[Begin]

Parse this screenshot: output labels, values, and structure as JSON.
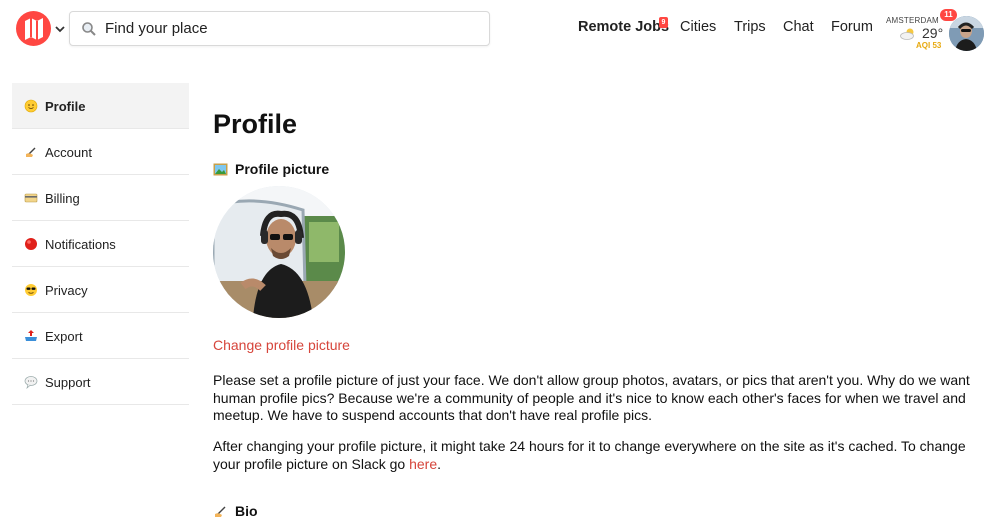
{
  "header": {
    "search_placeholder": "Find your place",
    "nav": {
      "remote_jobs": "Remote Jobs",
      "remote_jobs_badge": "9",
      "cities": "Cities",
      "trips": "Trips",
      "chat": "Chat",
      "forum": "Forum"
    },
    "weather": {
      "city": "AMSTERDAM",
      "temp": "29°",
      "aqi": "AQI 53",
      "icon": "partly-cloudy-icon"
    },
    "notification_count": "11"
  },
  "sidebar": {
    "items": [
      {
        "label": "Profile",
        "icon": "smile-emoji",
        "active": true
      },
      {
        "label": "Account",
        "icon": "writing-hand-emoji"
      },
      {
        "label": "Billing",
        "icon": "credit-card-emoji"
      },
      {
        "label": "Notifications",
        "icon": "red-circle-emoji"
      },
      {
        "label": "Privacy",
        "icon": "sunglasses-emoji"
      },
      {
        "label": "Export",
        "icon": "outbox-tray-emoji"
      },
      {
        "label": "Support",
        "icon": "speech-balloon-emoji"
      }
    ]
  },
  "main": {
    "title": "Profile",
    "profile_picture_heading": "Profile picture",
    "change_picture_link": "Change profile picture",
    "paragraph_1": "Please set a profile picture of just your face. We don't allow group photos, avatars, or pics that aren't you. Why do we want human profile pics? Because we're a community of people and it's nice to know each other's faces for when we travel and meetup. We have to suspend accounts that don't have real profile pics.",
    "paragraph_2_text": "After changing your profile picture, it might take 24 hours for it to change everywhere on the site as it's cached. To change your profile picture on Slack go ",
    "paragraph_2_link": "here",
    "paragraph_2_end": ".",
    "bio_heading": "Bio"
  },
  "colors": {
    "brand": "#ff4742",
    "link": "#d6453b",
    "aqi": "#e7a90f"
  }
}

[End]
[Begin]

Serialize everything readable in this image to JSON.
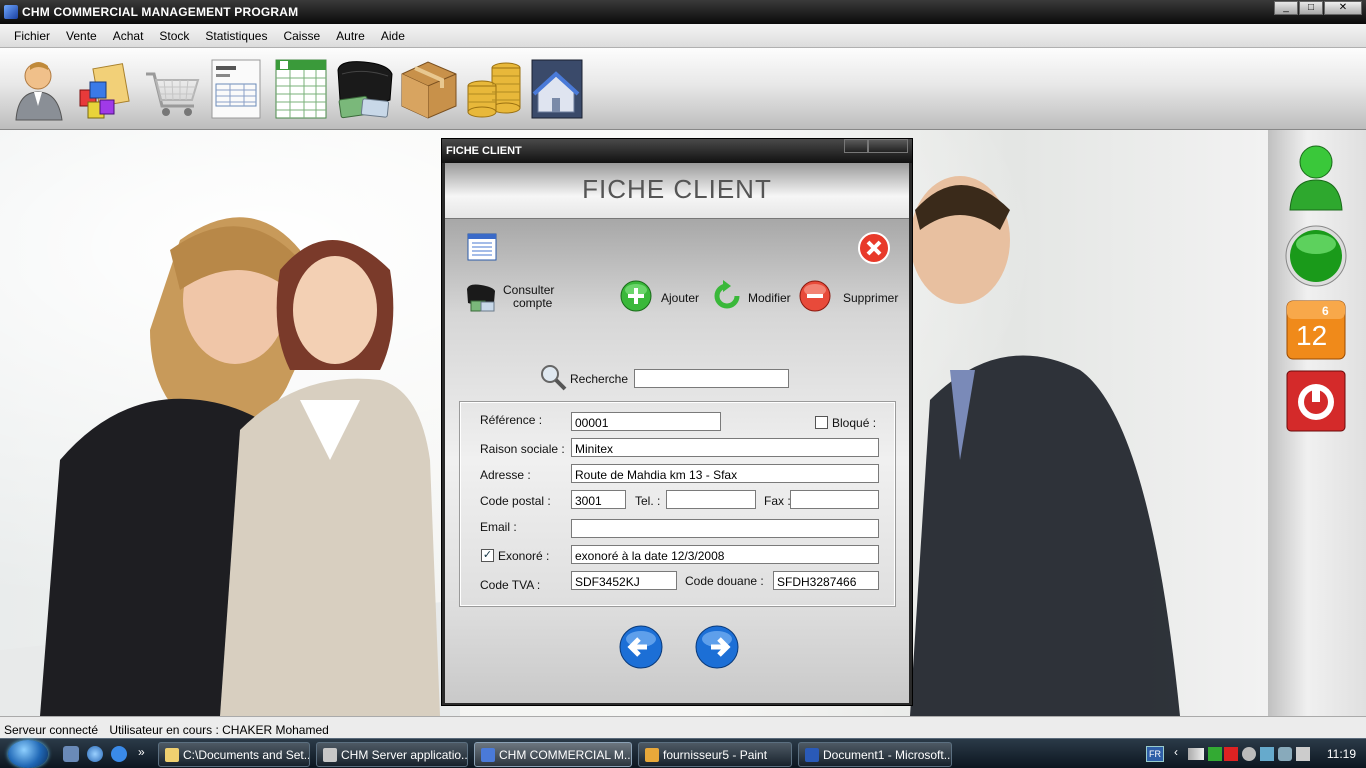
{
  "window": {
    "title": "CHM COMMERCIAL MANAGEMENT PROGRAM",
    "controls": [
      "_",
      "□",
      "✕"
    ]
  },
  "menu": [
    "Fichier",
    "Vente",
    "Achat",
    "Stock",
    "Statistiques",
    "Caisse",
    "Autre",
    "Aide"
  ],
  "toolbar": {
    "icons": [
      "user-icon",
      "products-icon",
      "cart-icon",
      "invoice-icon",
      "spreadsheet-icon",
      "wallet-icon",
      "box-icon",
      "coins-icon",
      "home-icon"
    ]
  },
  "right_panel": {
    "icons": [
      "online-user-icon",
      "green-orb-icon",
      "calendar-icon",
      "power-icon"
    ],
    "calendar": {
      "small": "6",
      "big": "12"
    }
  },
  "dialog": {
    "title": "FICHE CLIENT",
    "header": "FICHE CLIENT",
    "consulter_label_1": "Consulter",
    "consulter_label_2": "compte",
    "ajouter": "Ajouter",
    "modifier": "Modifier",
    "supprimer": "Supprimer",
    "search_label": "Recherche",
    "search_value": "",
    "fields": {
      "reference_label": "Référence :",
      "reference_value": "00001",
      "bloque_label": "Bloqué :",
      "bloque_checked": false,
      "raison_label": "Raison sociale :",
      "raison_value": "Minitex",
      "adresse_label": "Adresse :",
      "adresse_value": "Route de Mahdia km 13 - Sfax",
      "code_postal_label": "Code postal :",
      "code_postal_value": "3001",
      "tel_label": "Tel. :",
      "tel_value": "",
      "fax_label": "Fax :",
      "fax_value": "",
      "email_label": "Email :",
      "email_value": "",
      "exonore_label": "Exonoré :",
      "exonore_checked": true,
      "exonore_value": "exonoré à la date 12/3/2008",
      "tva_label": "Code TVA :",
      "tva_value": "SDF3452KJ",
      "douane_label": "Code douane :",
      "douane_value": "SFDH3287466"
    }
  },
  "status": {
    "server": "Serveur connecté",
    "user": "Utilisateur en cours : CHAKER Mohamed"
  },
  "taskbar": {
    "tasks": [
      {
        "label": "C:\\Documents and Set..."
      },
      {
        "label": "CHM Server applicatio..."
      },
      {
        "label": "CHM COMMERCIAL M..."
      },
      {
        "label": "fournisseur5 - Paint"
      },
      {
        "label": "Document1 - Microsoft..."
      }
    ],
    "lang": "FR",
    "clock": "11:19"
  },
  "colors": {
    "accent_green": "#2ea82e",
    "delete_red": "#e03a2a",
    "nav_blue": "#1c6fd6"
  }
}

[End]

**EXERCISE DESCRIPTION:** Looking at the records above, work out how many lines include the string "CLIENT". Give the number and nothing else.

**RESULT FOR THIS EXERCISE:** 2